[Layout coordinate data]
────────────────────────────────────────

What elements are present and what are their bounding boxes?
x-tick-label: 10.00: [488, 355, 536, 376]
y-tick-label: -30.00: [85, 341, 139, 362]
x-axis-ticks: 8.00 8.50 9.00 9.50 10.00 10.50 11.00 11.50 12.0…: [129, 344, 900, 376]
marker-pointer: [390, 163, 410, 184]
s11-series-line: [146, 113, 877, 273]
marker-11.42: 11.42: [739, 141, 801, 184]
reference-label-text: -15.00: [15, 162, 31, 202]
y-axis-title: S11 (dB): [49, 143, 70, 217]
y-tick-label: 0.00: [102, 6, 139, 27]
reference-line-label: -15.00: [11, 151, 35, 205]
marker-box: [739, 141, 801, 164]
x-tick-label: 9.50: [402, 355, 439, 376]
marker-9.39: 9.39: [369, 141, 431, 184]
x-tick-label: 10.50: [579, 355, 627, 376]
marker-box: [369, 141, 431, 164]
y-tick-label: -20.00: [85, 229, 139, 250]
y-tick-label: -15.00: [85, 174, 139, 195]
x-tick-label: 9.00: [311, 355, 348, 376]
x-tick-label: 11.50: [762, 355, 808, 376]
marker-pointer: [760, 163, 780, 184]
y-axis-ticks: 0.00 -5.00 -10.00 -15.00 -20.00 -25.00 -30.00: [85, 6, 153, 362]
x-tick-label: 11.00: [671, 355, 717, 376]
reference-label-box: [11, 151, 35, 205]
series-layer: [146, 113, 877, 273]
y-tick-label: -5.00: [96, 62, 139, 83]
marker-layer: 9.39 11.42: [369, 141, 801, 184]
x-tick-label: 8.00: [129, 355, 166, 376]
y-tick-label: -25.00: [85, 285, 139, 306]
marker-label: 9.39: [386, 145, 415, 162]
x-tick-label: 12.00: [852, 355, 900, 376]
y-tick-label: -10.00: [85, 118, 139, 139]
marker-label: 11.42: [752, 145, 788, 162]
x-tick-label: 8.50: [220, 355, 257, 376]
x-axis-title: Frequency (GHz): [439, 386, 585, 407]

────────────────────────────────────────

# Exercise brief:
Could you copy out every one of the rows above word for word, changing nothing?

# Response to the exercise:
What elements are present and what are their bounding boxes?
x-tick-label: 10.00: [488, 355, 536, 376]
y-tick-label: -30.00: [85, 341, 139, 362]
x-axis-ticks: 8.00 8.50 9.00 9.50 10.00 10.50 11.00 11.50 12.0…: [129, 344, 900, 376]
marker-pointer: [390, 163, 410, 184]
s11-series-line: [146, 113, 877, 273]
marker-11.42: 11.42: [739, 141, 801, 184]
reference-label-text: -15.00: [15, 162, 31, 202]
y-axis-title: S11 (dB): [49, 143, 70, 217]
y-tick-label: 0.00: [102, 6, 139, 27]
reference-line-label: -15.00: [11, 151, 35, 205]
marker-box: [739, 141, 801, 164]
x-tick-label: 9.50: [402, 355, 439, 376]
marker-9.39: 9.39: [369, 141, 431, 184]
x-tick-label: 10.50: [579, 355, 627, 376]
marker-box: [369, 141, 431, 164]
y-tick-label: -20.00: [85, 229, 139, 250]
y-tick-label: -15.00: [85, 174, 139, 195]
x-tick-label: 9.00: [311, 355, 348, 376]
x-tick-label: 11.50: [762, 355, 808, 376]
marker-pointer: [760, 163, 780, 184]
y-axis-ticks: 0.00 -5.00 -10.00 -15.00 -20.00 -25.00 -30.00: [85, 6, 153, 362]
x-tick-label: 11.00: [671, 355, 717, 376]
reference-label-box: [11, 151, 35, 205]
series-layer: [146, 113, 877, 273]
y-tick-label: -5.00: [96, 62, 139, 83]
marker-layer: 9.39 11.42: [369, 141, 801, 184]
x-tick-label: 8.00: [129, 355, 166, 376]
y-tick-label: -25.00: [85, 285, 139, 306]
marker-label: 9.39: [386, 145, 415, 162]
x-tick-label: 12.00: [852, 355, 900, 376]
y-tick-label: -10.00: [85, 118, 139, 139]
marker-label: 11.42: [752, 145, 788, 162]
x-tick-label: 8.50: [220, 355, 257, 376]
x-axis-title: Frequency (GHz): [439, 386, 585, 407]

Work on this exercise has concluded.